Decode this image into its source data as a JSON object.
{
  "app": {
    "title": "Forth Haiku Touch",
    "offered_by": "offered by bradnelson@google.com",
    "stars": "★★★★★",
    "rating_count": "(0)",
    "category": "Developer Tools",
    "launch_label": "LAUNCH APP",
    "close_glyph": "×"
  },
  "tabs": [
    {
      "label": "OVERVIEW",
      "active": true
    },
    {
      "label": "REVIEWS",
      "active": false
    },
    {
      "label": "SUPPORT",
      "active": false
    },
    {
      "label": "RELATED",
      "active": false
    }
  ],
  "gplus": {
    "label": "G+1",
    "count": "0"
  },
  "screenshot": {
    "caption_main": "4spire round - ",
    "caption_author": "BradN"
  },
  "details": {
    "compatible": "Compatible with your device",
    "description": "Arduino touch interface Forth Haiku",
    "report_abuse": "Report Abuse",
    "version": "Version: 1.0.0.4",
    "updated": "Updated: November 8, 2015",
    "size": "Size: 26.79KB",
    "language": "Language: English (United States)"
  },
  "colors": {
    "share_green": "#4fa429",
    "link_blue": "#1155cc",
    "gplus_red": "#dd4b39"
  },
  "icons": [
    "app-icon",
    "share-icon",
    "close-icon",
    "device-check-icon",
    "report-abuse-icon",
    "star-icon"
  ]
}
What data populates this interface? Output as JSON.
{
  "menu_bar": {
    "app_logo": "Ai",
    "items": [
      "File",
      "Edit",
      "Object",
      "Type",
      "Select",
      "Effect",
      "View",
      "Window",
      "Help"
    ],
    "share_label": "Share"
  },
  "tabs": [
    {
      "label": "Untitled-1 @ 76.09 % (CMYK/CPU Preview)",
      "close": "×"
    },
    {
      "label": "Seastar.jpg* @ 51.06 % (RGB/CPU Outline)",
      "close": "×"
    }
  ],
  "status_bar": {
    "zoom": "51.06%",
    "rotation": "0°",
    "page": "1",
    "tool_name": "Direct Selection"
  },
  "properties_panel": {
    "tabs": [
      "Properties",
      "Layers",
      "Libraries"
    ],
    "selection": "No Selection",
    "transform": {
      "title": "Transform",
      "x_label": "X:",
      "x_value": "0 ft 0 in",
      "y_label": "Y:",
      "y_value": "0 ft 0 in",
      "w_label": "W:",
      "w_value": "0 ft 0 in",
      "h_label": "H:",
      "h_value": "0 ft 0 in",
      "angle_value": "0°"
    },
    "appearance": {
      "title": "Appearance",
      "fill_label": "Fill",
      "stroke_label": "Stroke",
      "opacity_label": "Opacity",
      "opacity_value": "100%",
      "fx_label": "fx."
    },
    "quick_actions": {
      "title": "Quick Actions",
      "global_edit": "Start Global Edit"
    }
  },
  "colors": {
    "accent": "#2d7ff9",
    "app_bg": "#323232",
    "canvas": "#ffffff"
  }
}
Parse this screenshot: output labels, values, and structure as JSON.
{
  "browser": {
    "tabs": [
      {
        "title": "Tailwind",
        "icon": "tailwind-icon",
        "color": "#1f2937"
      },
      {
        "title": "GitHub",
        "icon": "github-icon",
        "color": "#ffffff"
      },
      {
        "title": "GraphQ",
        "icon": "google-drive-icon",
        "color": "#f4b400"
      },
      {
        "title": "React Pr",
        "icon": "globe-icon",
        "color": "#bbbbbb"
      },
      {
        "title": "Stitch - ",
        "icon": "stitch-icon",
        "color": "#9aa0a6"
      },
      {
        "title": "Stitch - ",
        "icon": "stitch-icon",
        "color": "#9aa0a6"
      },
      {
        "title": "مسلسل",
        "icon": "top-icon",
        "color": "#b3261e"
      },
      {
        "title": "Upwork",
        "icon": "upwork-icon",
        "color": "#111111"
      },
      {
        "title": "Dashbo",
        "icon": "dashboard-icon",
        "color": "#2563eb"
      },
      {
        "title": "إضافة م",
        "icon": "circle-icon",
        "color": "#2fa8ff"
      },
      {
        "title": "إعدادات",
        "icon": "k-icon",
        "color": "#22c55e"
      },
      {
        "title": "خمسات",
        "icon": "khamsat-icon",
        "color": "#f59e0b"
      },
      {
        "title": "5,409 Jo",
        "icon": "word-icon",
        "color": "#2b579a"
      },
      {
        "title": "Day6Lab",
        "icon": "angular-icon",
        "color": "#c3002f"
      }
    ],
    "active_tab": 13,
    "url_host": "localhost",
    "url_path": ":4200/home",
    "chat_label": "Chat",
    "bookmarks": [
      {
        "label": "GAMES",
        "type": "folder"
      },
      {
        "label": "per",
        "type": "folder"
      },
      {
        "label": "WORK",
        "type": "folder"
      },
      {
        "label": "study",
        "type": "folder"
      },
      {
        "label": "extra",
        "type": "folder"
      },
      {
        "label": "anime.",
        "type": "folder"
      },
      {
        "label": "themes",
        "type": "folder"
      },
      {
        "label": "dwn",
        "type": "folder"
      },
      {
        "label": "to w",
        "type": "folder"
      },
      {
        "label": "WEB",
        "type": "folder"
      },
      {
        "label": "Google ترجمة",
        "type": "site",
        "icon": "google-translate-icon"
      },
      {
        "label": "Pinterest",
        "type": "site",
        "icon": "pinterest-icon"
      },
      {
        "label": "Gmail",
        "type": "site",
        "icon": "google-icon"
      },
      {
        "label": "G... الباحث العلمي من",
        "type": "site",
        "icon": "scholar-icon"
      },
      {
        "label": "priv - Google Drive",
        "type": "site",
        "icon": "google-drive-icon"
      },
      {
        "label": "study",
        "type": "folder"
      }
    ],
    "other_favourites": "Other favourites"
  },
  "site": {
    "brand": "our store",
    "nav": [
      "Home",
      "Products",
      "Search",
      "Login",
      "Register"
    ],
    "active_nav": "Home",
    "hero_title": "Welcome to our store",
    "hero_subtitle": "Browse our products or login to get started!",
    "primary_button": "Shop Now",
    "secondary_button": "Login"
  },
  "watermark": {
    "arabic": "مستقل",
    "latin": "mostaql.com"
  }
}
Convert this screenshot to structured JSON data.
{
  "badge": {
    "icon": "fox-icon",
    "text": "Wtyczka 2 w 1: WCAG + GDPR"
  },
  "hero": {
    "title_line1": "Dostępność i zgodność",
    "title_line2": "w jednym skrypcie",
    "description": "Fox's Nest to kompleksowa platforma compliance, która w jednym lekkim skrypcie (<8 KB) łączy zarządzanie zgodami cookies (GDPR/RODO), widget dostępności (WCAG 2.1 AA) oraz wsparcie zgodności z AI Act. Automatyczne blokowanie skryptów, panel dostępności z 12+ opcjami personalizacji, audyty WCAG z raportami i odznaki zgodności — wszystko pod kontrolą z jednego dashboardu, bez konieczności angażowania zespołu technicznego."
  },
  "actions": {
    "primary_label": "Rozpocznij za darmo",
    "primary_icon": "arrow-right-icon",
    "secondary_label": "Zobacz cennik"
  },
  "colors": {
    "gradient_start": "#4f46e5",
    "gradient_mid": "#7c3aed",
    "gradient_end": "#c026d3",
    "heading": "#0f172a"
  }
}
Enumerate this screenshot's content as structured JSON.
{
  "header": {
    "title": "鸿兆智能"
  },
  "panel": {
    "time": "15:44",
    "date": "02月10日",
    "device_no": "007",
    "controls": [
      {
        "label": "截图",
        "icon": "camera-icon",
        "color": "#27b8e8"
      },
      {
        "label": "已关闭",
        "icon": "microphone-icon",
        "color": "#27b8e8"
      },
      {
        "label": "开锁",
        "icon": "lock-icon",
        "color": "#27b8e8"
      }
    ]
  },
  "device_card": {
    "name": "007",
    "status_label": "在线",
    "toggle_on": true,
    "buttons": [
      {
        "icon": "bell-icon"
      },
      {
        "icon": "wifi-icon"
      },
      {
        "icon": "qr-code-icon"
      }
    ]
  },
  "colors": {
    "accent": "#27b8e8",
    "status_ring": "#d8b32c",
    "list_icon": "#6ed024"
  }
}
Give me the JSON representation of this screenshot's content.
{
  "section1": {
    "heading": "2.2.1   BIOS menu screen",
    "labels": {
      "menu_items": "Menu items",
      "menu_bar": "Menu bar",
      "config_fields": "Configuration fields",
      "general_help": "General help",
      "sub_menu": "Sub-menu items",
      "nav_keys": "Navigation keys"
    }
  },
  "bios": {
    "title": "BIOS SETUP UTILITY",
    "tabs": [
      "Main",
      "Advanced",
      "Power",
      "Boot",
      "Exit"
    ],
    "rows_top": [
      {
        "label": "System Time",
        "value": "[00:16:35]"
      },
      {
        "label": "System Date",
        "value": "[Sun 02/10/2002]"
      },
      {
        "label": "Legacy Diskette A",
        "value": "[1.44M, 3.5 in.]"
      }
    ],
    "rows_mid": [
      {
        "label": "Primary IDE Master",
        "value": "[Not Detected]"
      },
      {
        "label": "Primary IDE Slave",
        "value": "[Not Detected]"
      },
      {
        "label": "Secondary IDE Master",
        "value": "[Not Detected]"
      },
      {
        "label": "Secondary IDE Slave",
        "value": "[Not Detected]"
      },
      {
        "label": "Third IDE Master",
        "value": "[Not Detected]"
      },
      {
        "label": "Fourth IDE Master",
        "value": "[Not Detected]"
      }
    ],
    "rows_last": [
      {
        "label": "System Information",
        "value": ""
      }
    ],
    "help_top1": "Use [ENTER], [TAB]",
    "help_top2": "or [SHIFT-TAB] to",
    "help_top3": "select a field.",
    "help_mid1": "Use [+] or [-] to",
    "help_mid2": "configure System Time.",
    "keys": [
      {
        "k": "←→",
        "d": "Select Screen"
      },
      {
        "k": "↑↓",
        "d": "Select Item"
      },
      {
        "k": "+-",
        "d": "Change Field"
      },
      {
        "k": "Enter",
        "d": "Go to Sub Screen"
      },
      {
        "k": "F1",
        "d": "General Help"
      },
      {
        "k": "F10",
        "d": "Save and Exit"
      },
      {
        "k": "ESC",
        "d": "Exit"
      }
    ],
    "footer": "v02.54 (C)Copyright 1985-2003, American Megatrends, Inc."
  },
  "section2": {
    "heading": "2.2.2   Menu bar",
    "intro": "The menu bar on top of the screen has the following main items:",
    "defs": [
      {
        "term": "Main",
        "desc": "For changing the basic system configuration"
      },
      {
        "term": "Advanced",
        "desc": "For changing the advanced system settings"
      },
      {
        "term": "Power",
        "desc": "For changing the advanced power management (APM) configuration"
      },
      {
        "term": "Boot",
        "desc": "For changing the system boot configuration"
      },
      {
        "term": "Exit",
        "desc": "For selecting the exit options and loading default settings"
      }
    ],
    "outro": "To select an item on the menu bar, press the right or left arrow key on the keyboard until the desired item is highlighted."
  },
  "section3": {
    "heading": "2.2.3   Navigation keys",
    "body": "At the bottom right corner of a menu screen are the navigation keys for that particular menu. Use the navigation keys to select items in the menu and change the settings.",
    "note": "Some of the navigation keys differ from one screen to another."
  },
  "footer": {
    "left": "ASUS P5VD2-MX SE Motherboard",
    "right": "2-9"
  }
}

++++++++

Pull out each line of the records holding the string "footer".

[Completed task]:
    "footer": "v02.54 (C)Copyright 1985-2003, American Megatrends, Inc."
  "footer": {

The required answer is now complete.